**TASK PROMPT**. Print every line of the listing exactly, please.

[Stored data]
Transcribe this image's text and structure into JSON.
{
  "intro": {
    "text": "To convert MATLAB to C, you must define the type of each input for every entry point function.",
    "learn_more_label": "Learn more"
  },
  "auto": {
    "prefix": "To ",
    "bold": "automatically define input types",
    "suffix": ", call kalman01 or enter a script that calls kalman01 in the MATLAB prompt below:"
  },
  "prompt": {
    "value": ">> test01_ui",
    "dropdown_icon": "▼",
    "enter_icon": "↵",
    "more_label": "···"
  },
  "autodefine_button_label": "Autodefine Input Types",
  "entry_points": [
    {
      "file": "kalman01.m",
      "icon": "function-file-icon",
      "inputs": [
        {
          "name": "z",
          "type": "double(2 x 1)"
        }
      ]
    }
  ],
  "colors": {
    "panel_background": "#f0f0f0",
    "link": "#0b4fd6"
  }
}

**PROBLEM SOLUTION**.
Transcribe this image's text and structure into JSON.
{
  "intro": {
    "text": "To convert MATLAB to C, you must define the type of each input for every entry point function.",
    "learn_more_label": "Learn more"
  },
  "auto": {
    "prefix": "To ",
    "bold": "automatically define input types",
    "suffix": ", call kalman01 or enter a script that calls kalman01 in the MATLAB prompt below:"
  },
  "prompt": {
    "value": ">> test01_ui",
    "dropdown_icon": "▼",
    "enter_icon": "↵",
    "more_label": "···"
  },
  "autodefine_button_label": "Autodefine Input Types",
  "entry_points": [
    {
      "file": "kalman01.m",
      "icon": "function-file-icon",
      "inputs": [
        {
          "name": "z",
          "type": "double(2 x 1)"
        }
      ]
    }
  ],
  "colors": {
    "panel_background": "#f0f0f0",
    "link": "#0b4fd6"
  }
}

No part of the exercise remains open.